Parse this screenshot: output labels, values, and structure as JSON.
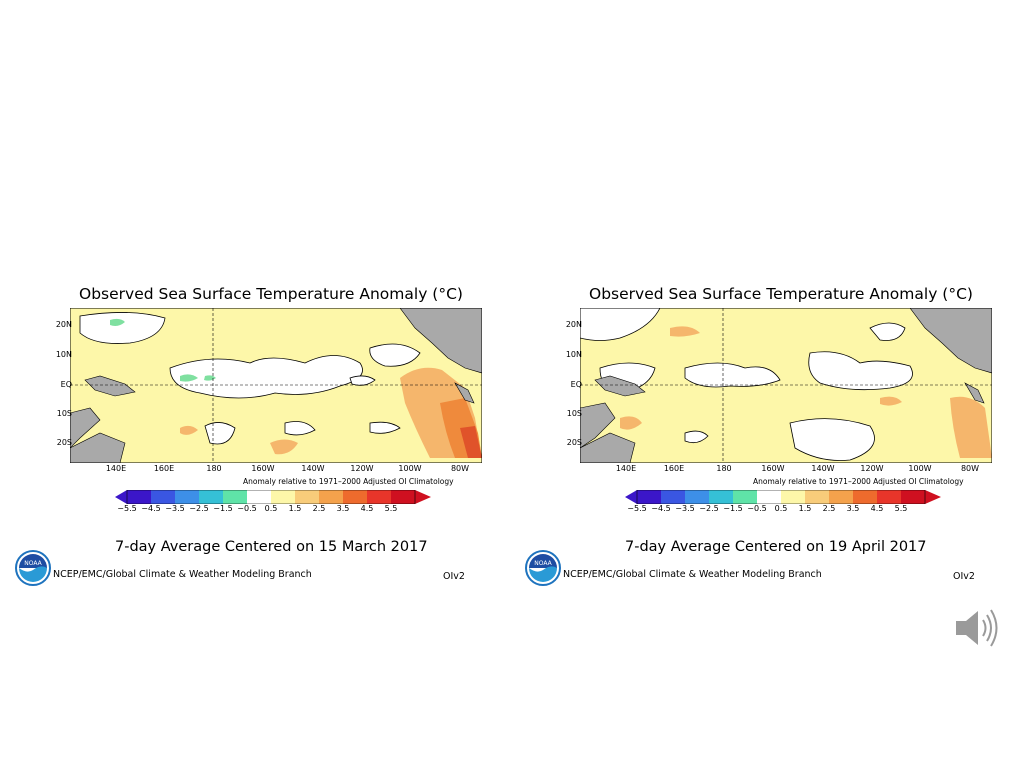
{
  "panels": [
    {
      "title": "Observed Sea Surface Temperature Anomaly (°C)",
      "lat_labels": [
        "20N",
        "10N",
        "EQ",
        "10S",
        "20S"
      ],
      "lon_labels": [
        "140E",
        "160E",
        "180",
        "160W",
        "140W",
        "120W",
        "100W",
        "80W"
      ],
      "anomaly_note": "Anomaly relative to 1971–2000 Adjusted OI Climatology",
      "scale_labels": [
        "−5.5",
        "−4.5",
        "−3.5",
        "−2.5",
        "−1.5",
        "−0.5",
        "0.5",
        "1.5",
        "2.5",
        "3.5",
        "4.5",
        "5.5"
      ],
      "subtitle": "7-day Average Centered on 15 March 2017",
      "credit": "NCEP/EMC/Global Climate & Weather Modeling Branch",
      "version": "OIv2",
      "logo_text": "NOAA"
    },
    {
      "title": "Observed Sea Surface Temperature Anomaly (°C)",
      "lat_labels": [
        "20N",
        "10N",
        "EQ",
        "10S",
        "20S"
      ],
      "lon_labels": [
        "140E",
        "160E",
        "180",
        "160W",
        "140W",
        "120W",
        "100W",
        "80W"
      ],
      "anomaly_note": "Anomaly relative to 1971–2000 Adjusted OI Climatology",
      "scale_labels": [
        "−5.5",
        "−4.5",
        "−3.5",
        "−2.5",
        "−1.5",
        "−0.5",
        "0.5",
        "1.5",
        "2.5",
        "3.5",
        "4.5",
        "5.5"
      ],
      "subtitle": "7-day Average Centered on 19 April 2017",
      "credit": "NCEP/EMC/Global Climate & Weather Modeling Branch",
      "version": "OIv2",
      "logo_text": "NOAA"
    }
  ],
  "colors": {
    "land": "#a9a9a9",
    "ocean_base": "#fdf7a9",
    "warm_1": "#f5b66c",
    "warm_2": "#ef8a3c",
    "warm_3": "#e0532a",
    "neutral": "#ffffff",
    "cool_1": "#7fe0a0",
    "scale": [
      "#3b16c9",
      "#3a56e2",
      "#3d8fe8",
      "#35c0d6",
      "#5fe3a8",
      "#ffffff",
      "#fdf7a9",
      "#f8cc7a",
      "#f4a24c",
      "#ee6b2d",
      "#e8352a",
      "#cf1020"
    ]
  },
  "speaker_icon": "speaker-icon"
}
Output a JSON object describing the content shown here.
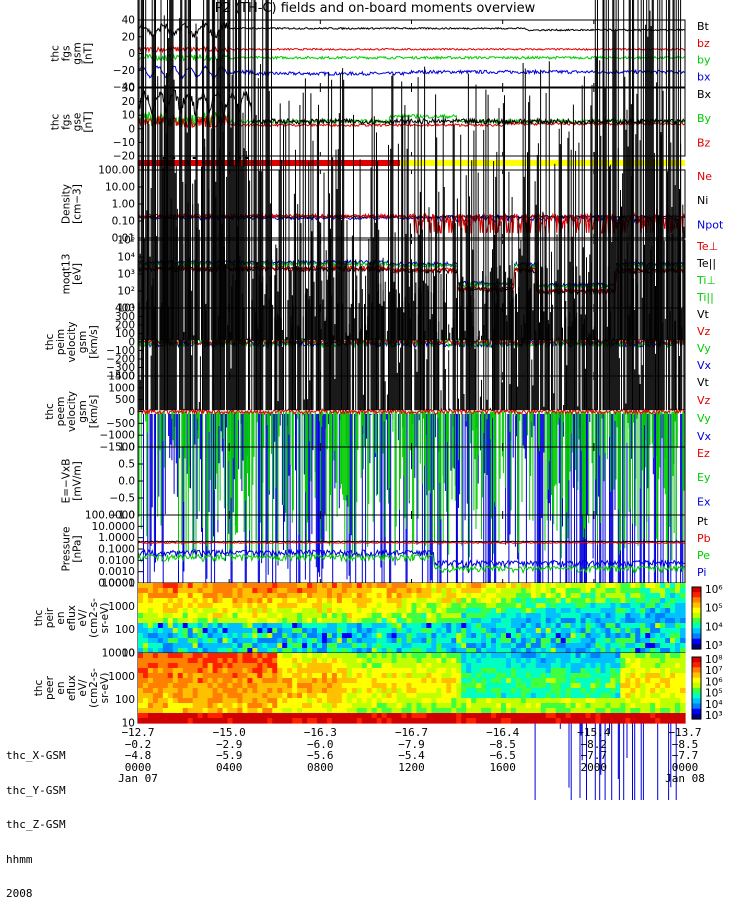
{
  "title": "P2 (TH-C) fields and on-board moments overview",
  "colors": {
    "black": "#000000",
    "red": "#e00000",
    "green": "#00cc00",
    "blue": "#0000dd",
    "yellow": "#ffff00"
  },
  "panels": [
    {
      "id": "fgs_gsm",
      "ylabel": [
        "thc",
        "fgs",
        "gsm",
        "[nT]"
      ],
      "ticks": [
        "40",
        "20",
        "0",
        "−20",
        "−40"
      ],
      "legend": [
        {
          "t": "Bt",
          "c": "black"
        },
        {
          "t": "bz",
          "c": "red"
        },
        {
          "t": "by",
          "c": "green"
        },
        {
          "t": "bx",
          "c": "blue"
        }
      ]
    },
    {
      "id": "fgs_gse",
      "ylabel": [
        "thc",
        "fgs",
        "gse",
        "[nT]"
      ],
      "ticks": [
        "30",
        "20",
        "10",
        "0",
        "−10",
        "−20"
      ],
      "legend": [
        {
          "t": "Bx",
          "c": "black"
        },
        {
          "t": "By",
          "c": "green"
        },
        {
          "t": "Bz",
          "c": "red"
        }
      ]
    },
    {
      "id": "density",
      "ylabel": [
        "Density",
        "[cm−3]"
      ],
      "ticks": [
        "100.00",
        "10.00",
        "1.00",
        "0.10",
        "0.01"
      ],
      "legend": [
        {
          "t": "Ne",
          "c": "red"
        },
        {
          "t": "Ni",
          "c": "black"
        },
        {
          "t": "Npot",
          "c": "blue"
        }
      ]
    },
    {
      "id": "temp",
      "ylabel": [
        "moqt13",
        "[eV]"
      ],
      "ticks": [
        "10⁵",
        "10⁴",
        "10³",
        "10²",
        "10¹"
      ],
      "legend": [
        {
          "t": "Te⊥",
          "c": "red"
        },
        {
          "t": "Te||",
          "c": "black"
        },
        {
          "t": "Ti⊥",
          "c": "green"
        },
        {
          "t": "Ti||",
          "c": "green"
        }
      ]
    },
    {
      "id": "peim_v",
      "ylabel": [
        "thc",
        "peim",
        "velocity",
        "gsm",
        "[km/s]"
      ],
      "ticks": [
        "400",
        "300",
        "200",
        "100",
        "0",
        "−100",
        "−200",
        "−300",
        "−400"
      ],
      "legend": [
        {
          "t": "Vt",
          "c": "black"
        },
        {
          "t": "Vz",
          "c": "red"
        },
        {
          "t": "Vy",
          "c": "green"
        },
        {
          "t": "Vx",
          "c": "blue"
        }
      ]
    },
    {
      "id": "peem_v",
      "ylabel": [
        "thc",
        "peem",
        "velocity",
        "gsm",
        "[km/s]"
      ],
      "ticks": [
        "1500",
        "1000",
        "500",
        "0",
        "−500",
        "−1000",
        "−1500"
      ],
      "legend": [
        {
          "t": "Vt",
          "c": "black"
        },
        {
          "t": "Vz",
          "c": "red"
        },
        {
          "t": "Vy",
          "c": "green"
        },
        {
          "t": "Vx",
          "c": "blue"
        }
      ]
    },
    {
      "id": "efield",
      "ylabel": [
        "E=−VxB",
        "[mV/m]"
      ],
      "ticks": [
        "1.0",
        "0.5",
        "0.0",
        "−0.5",
        "−1.0"
      ],
      "legend": [
        {
          "t": "Ez",
          "c": "red"
        },
        {
          "t": "Ey",
          "c": "green"
        },
        {
          "t": "Ex",
          "c": "blue"
        }
      ]
    },
    {
      "id": "pressure",
      "ylabel": [
        "Pressure",
        "[nPa]"
      ],
      "ticks": [
        "100.0000",
        "10.0000",
        "1.0000",
        "0.1000",
        "0.0100",
        "0.0010",
        "0.0001"
      ],
      "legend": [
        {
          "t": "Pt",
          "c": "black"
        },
        {
          "t": "Pb",
          "c": "red"
        },
        {
          "t": "Pe",
          "c": "green"
        },
        {
          "t": "Pi",
          "c": "blue"
        }
      ]
    },
    {
      "id": "peir",
      "ylabel": [
        "thc",
        "peir",
        "en",
        "eflux",
        "eV/",
        "(cm2-s-",
        "sr-eV)"
      ],
      "ticks": [
        "10000",
        "1000",
        "100",
        "10"
      ],
      "colorbar": [
        "10⁶",
        "10⁵",
        "10⁴",
        "10³"
      ]
    },
    {
      "id": "peer",
      "ylabel": [
        "thc",
        "peer",
        "en",
        "eflux",
        "eV/",
        "(cm2-s-",
        "sr-eV)"
      ],
      "ticks": [
        "10000",
        "1000",
        "100",
        "10"
      ],
      "colorbar": [
        "10⁸",
        "10⁷",
        "10⁶",
        "10⁵",
        "10⁴",
        "10³"
      ]
    }
  ],
  "footer": {
    "row_labels": [
      "thc_X-GSM",
      "thc_Y-GSM",
      "thc_Z-GSM",
      "hhmm",
      "2008"
    ],
    "columns": [
      {
        "x": "−12.7",
        "y": "−0.2",
        "z": "−4.8",
        "t": "0000",
        "d": "Jan 07"
      },
      {
        "x": "−15.0",
        "y": "−2.9",
        "z": "−5.9",
        "t": "0400",
        "d": ""
      },
      {
        "x": "−16.3",
        "y": "−6.0",
        "z": "−5.6",
        "t": "0800",
        "d": ""
      },
      {
        "x": "−16.7",
        "y": "−7.9",
        "z": "−5.4",
        "t": "1200",
        "d": ""
      },
      {
        "x": "−16.4",
        "y": "−8.5",
        "z": "−6.5",
        "t": "1600",
        "d": ""
      },
      {
        "x": "−15.4",
        "y": "−8.2",
        "z": "−7.7",
        "t": "2000",
        "d": ""
      },
      {
        "x": "−13.7",
        "y": "−8.5",
        "z": "−7.7",
        "t": "0000",
        "d": "Jan 08"
      }
    ]
  },
  "chart_data": {
    "type": "line",
    "title": "P2 (TH-C) fields and on-board moments overview",
    "x_axis": "hhmm",
    "x_ticks": [
      "0000",
      "0400",
      "0800",
      "1200",
      "1600",
      "2000",
      "0000"
    ],
    "date_labels": [
      "Jan 07",
      "Jan 08"
    ],
    "mode_bar": [
      {
        "from": "0000",
        "to": "1150",
        "color": "red"
      },
      {
        "from": "1150",
        "to": "2400",
        "color": "yellow"
      }
    ],
    "series_summary": {
      "Bt_nT": {
        "x": [
          "0000",
          "0200",
          "0400",
          "0800",
          "1200",
          "1600",
          "2000",
          "2400"
        ],
        "y": [
          30,
          30,
          25,
          30,
          30,
          30,
          30,
          25
        ]
      },
      "bz_nT": {
        "x": [
          "0000",
          "0400",
          "0800",
          "1200",
          "1600",
          "2000",
          "2400"
        ],
        "y": [
          5,
          5,
          5,
          5,
          5,
          5,
          5
        ]
      },
      "by_nT": {
        "x": [
          "0000",
          "0400",
          "0800",
          "1200",
          "1600",
          "2000",
          "2400"
        ],
        "y": [
          -5,
          -5,
          -5,
          -5,
          -5,
          -5,
          -8
        ]
      },
      "bx_nT": {
        "x": [
          "0000",
          "0200",
          "0400",
          "0800",
          "1200",
          "1600",
          "2000",
          "2400"
        ],
        "y": [
          -20,
          -20,
          -20,
          -25,
          -25,
          -25,
          -25,
          -20
        ]
      },
      "density_cm3": {
        "x": [
          "0000",
          "0400",
          "0800",
          "1200",
          "1600",
          "2000",
          "2400"
        ],
        "y": [
          0.2,
          0.2,
          0.15,
          0.15,
          0.1,
          0.1,
          0.1
        ]
      },
      "temperature_eV": {
        "x": [
          "0000",
          "0400",
          "0800",
          "1200",
          "1600",
          "2000",
          "2400"
        ],
        "y": [
          2000,
          2500,
          2000,
          2000,
          100,
          100,
          2000
        ]
      }
    }
  }
}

===============

*Task to carry out*: Pick out each line above that includes "JSON" and show it.

*Answer for the task*:
Parse this screenshot: output labels, values, and structure as JSON.
Output a JSON object describing the content shown here.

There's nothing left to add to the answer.